> [Your goal]:
Copy out the listing that follows, exactly, without its pictures.

Stored items from a collection
★ ★ ★

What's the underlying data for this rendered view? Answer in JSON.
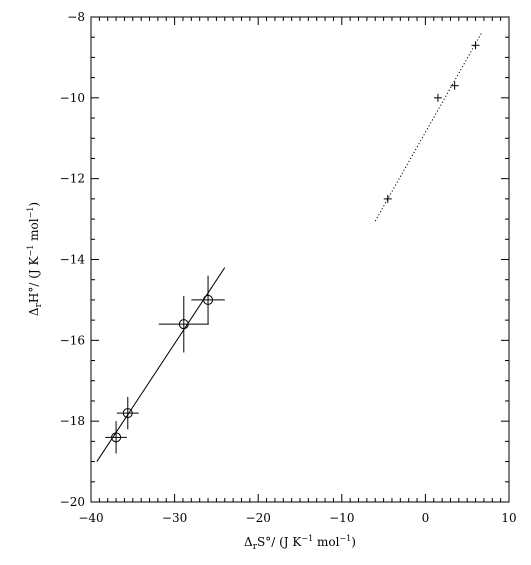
{
  "chart_data": {
    "type": "scatter",
    "title": "",
    "xlim": [
      -40,
      10
    ],
    "ylim": [
      -20,
      -8
    ],
    "xticks": [
      -40,
      -30,
      -20,
      -10,
      0,
      10
    ],
    "yticks": [
      -20,
      -18,
      -16,
      -14,
      -12,
      -10,
      -8
    ],
    "xtick_labels": [
      "−40",
      "−30",
      "−20",
      "−10",
      "0",
      "10"
    ],
    "ytick_labels": [
      "−20",
      "−18",
      "−16",
      "−14",
      "−12",
      "−10",
      "−8"
    ],
    "xlabel": {
      "prefix": "Δ",
      "sub": "r",
      "main": "S°/ (J K",
      "sup": "−1",
      "suffix": " mol",
      "sup2": "−1",
      "end": ")"
    },
    "ylabel": {
      "prefix": "Δ",
      "sub": "r",
      "main": "H°/ (J K",
      "sup": "−1",
      "suffix": " mol",
      "sup2": "−1",
      "end": ")"
    },
    "grid": false,
    "series": [
      {
        "marker": "circle",
        "line": "solid",
        "points": [
          {
            "x": -37.0,
            "y": -18.4,
            "xerr": 1.3,
            "yerr": 0.4
          },
          {
            "x": -35.6,
            "y": -17.8,
            "xerr": 1.3,
            "yerr": 0.4
          },
          {
            "x": -28.9,
            "y": -15.6,
            "xerr": 3.0,
            "yerr": 0.7
          },
          {
            "x": -26.0,
            "y": -15.0,
            "xerr": 2.0,
            "yerr": 0.6
          }
        ],
        "fit": {
          "x1": -39.3,
          "y1": -19.0,
          "x2": -24.0,
          "y2": -14.2
        }
      },
      {
        "marker": "plus",
        "line": "dotted",
        "points": [
          {
            "x": -4.5,
            "y": -12.5
          },
          {
            "x": 1.5,
            "y": -10.0
          },
          {
            "x": 3.5,
            "y": -9.7
          },
          {
            "x": 6.0,
            "y": -8.7
          }
        ],
        "fit": {
          "x1": -6.0,
          "y1": -13.05,
          "x2": 6.7,
          "y2": -8.4
        }
      }
    ]
  }
}
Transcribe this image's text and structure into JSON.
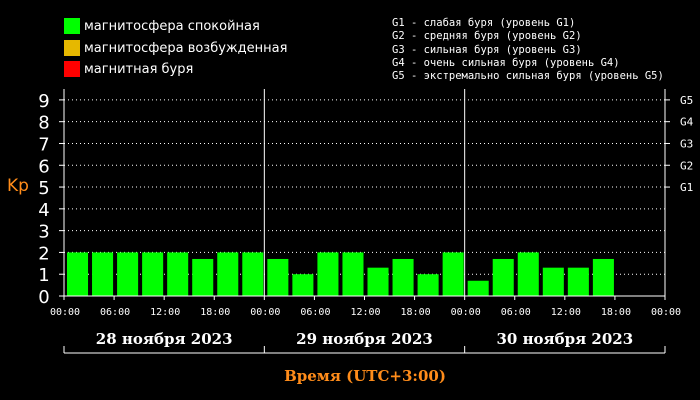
{
  "legend": {
    "items": [
      {
        "label": "магнитосфера спокойная",
        "color": "#00ff00"
      },
      {
        "label": "магнитосфера возбужденная",
        "color": "#e6b800"
      },
      {
        "label": "магнитная буря",
        "color": "#ff0000"
      }
    ],
    "storms": [
      "G1 - слабая буря (уровень G1)",
      "G2 - средняя буря (уровень G2)",
      "G3 - сильная буря (уровень G3)",
      "G4 - очень сильная буря (уровень G4)",
      "G5 - экстремально сильная буря (уровень G5)"
    ]
  },
  "chart_data": {
    "type": "bar",
    "ylabel": "Kp",
    "xlabel": "Время (UTC+3:00)",
    "ylim": [
      0,
      9.5
    ],
    "y_ticks": [
      "0",
      "1",
      "2",
      "3",
      "4",
      "5",
      "6",
      "7",
      "8",
      "9"
    ],
    "right_ticks": [
      {
        "label": "G1",
        "y": 5
      },
      {
        "label": "G2",
        "y": 6
      },
      {
        "label": "G3",
        "y": 7
      },
      {
        "label": "G4",
        "y": 8
      },
      {
        "label": "G5",
        "y": 9
      }
    ],
    "time_ticks": [
      "00:00",
      "06:00",
      "12:00",
      "18:00",
      "00:00",
      "06:00",
      "12:00",
      "18:00",
      "00:00",
      "06:00",
      "12:00",
      "18:00",
      "00:00"
    ],
    "days": [
      "28 ноября 2023",
      "29 ноября 2023",
      "30 ноября 2023"
    ],
    "intervals_per_day": 8,
    "values": [
      2.0,
      2.0,
      2.0,
      2.0,
      2.0,
      1.7,
      2.0,
      2.0,
      1.7,
      1.0,
      2.0,
      2.0,
      1.3,
      1.7,
      1.0,
      2.0,
      0.7,
      1.7,
      2.0,
      1.3,
      1.3,
      1.7
    ],
    "grid": true,
    "bar_color": "#00ff00",
    "axis_label_color": "#ff8c1a"
  }
}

★ ★ ★

> [Worked solution]:
What's the underlying data for this rendered view? Answer in JSON.
{
  "chart_data": {
    "type": "scatter",
    "title": "",
    "xlim": [
      -40,
      10
    ],
    "ylim": [
      -20,
      -8
    ],
    "xticks": [
      -40,
      -30,
      -20,
      -10,
      0,
      10
    ],
    "yticks": [
      -20,
      -18,
      -16,
      -14,
      -12,
      -10,
      -8
    ],
    "xtick_labels": [
      "−40",
      "−30",
      "−20",
      "−10",
      "0",
      "10"
    ],
    "ytick_labels": [
      "−20",
      "−18",
      "−16",
      "−14",
      "−12",
      "−10",
      "−8"
    ],
    "xlabel": {
      "prefix": "Δ",
      "sub": "r",
      "main": "S°/ (J K",
      "sup": "−1",
      "suffix": " mol",
      "sup2": "−1",
      "end": ")"
    },
    "ylabel": {
      "prefix": "Δ",
      "sub": "r",
      "main": "H°/ (J K",
      "sup": "−1",
      "suffix": " mol",
      "sup2": "−1",
      "end": ")"
    },
    "grid": false,
    "series": [
      {
        "marker": "circle",
        "line": "solid",
        "points": [
          {
            "x": -37.0,
            "y": -18.4,
            "xerr": 1.3,
            "yerr": 0.4
          },
          {
            "x": -35.6,
            "y": -17.8,
            "xerr": 1.3,
            "yerr": 0.4
          },
          {
            "x": -28.9,
            "y": -15.6,
            "xerr": 3.0,
            "yerr": 0.7
          },
          {
            "x": -26.0,
            "y": -15.0,
            "xerr": 2.0,
            "yerr": 0.6
          }
        ],
        "fit": {
          "x1": -39.3,
          "y1": -19.0,
          "x2": -24.0,
          "y2": -14.2
        }
      },
      {
        "marker": "plus",
        "line": "dotted",
        "points": [
          {
            "x": -4.5,
            "y": -12.5
          },
          {
            "x": 1.5,
            "y": -10.0
          },
          {
            "x": 3.5,
            "y": -9.7
          },
          {
            "x": 6.0,
            "y": -8.7
          }
        ],
        "fit": {
          "x1": -6.0,
          "y1": -13.05,
          "x2": 6.7,
          "y2": -8.4
        }
      }
    ]
  }
}
Transcribe this image's text and structure into JSON.
{
  "legend": {
    "items": [
      {
        "label": "магнитосфера спокойная",
        "color": "#00ff00"
      },
      {
        "label": "магнитосфера возбужденная",
        "color": "#e6b800"
      },
      {
        "label": "магнитная буря",
        "color": "#ff0000"
      }
    ],
    "storms": [
      "G1 - слабая буря (уровень G1)",
      "G2 - средняя буря (уровень G2)",
      "G3 - сильная буря (уровень G3)",
      "G4 - очень сильная буря (уровень G4)",
      "G5 - экстремально сильная буря (уровень G5)"
    ]
  },
  "chart_data": {
    "type": "bar",
    "ylabel": "Kp",
    "xlabel": "Время (UTC+3:00)",
    "ylim": [
      0,
      9.5
    ],
    "y_ticks": [
      "0",
      "1",
      "2",
      "3",
      "4",
      "5",
      "6",
      "7",
      "8",
      "9"
    ],
    "right_ticks": [
      {
        "label": "G1",
        "y": 5
      },
      {
        "label": "G2",
        "y": 6
      },
      {
        "label": "G3",
        "y": 7
      },
      {
        "label": "G4",
        "y": 8
      },
      {
        "label": "G5",
        "y": 9
      }
    ],
    "time_ticks": [
      "00:00",
      "06:00",
      "12:00",
      "18:00",
      "00:00",
      "06:00",
      "12:00",
      "18:00",
      "00:00",
      "06:00",
      "12:00",
      "18:00",
      "00:00"
    ],
    "days": [
      "28 ноября 2023",
      "29 ноября 2023",
      "30 ноября 2023"
    ],
    "intervals_per_day": 8,
    "values": [
      2.0,
      2.0,
      2.0,
      2.0,
      2.0,
      1.7,
      2.0,
      2.0,
      1.7,
      1.0,
      2.0,
      2.0,
      1.3,
      1.7,
      1.0,
      2.0,
      0.7,
      1.7,
      2.0,
      1.3,
      1.3,
      1.7
    ],
    "grid": true,
    "bar_color": "#00ff00",
    "axis_label_color": "#ff8c1a"
  }
}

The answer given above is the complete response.